Set task: Return all lines from the listing below in which the string "verified" occurs.

··········

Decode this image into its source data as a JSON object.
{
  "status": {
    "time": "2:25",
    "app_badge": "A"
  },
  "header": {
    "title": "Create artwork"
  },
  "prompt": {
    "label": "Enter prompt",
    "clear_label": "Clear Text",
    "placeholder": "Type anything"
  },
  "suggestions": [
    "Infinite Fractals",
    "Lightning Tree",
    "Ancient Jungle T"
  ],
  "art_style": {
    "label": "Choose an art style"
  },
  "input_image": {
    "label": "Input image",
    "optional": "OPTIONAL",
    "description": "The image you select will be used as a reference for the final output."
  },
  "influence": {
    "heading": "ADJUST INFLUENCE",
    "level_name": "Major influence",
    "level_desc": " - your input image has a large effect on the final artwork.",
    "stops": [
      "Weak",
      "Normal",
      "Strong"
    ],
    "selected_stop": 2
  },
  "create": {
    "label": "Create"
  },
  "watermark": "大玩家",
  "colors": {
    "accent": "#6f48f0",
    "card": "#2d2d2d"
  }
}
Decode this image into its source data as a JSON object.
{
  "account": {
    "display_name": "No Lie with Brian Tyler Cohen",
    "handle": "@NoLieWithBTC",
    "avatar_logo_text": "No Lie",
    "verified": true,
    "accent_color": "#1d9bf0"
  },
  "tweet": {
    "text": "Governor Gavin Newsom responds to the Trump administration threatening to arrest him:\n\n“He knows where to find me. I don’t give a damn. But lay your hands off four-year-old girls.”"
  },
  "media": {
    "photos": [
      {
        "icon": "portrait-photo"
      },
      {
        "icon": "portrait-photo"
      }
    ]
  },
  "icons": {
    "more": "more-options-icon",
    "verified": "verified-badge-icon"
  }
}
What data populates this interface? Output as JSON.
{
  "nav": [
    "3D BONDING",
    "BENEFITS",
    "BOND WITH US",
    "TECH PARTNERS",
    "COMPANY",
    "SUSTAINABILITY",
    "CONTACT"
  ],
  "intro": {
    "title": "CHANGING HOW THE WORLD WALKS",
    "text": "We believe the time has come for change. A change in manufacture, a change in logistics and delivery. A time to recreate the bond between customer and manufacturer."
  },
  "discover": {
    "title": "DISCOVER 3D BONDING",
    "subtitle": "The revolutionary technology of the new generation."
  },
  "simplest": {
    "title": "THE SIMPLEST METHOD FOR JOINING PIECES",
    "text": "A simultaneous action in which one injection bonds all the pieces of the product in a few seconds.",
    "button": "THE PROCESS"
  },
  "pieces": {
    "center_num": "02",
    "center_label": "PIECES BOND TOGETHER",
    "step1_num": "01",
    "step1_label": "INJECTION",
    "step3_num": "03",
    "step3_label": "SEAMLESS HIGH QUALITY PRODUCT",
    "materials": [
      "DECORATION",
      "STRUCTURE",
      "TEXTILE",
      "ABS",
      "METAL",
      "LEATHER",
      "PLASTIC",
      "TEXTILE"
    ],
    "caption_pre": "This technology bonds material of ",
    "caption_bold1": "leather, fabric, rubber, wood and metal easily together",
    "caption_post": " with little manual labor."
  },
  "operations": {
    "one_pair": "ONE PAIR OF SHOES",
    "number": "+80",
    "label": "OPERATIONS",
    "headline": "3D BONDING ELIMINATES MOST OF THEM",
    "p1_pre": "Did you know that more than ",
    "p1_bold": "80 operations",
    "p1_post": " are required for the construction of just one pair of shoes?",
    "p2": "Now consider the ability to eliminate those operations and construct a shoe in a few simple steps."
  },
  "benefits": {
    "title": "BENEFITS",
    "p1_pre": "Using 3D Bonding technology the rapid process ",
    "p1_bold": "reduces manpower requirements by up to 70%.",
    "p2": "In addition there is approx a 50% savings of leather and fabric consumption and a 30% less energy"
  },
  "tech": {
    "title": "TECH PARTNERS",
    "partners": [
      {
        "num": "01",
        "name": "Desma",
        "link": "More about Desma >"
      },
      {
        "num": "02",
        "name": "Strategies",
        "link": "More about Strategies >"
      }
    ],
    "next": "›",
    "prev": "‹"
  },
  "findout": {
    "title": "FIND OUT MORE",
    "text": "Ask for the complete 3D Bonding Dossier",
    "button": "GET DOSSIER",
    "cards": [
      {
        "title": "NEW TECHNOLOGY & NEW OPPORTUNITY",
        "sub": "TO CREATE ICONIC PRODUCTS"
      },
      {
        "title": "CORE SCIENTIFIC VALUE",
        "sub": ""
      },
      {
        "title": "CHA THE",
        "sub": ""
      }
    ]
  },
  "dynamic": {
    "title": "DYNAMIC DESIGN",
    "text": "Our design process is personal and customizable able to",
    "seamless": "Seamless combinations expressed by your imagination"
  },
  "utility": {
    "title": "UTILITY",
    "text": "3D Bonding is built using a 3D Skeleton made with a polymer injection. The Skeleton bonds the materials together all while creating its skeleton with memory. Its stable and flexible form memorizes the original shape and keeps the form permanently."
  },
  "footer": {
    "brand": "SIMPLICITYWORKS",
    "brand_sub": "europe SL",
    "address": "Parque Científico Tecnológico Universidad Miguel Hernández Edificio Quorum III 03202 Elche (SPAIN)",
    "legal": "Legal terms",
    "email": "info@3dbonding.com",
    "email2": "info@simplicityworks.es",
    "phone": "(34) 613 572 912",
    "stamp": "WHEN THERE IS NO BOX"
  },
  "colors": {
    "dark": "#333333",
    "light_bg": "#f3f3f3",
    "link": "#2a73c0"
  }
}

··········

Final result:
    "verified": true,
    "verified": "verified-badge-icon"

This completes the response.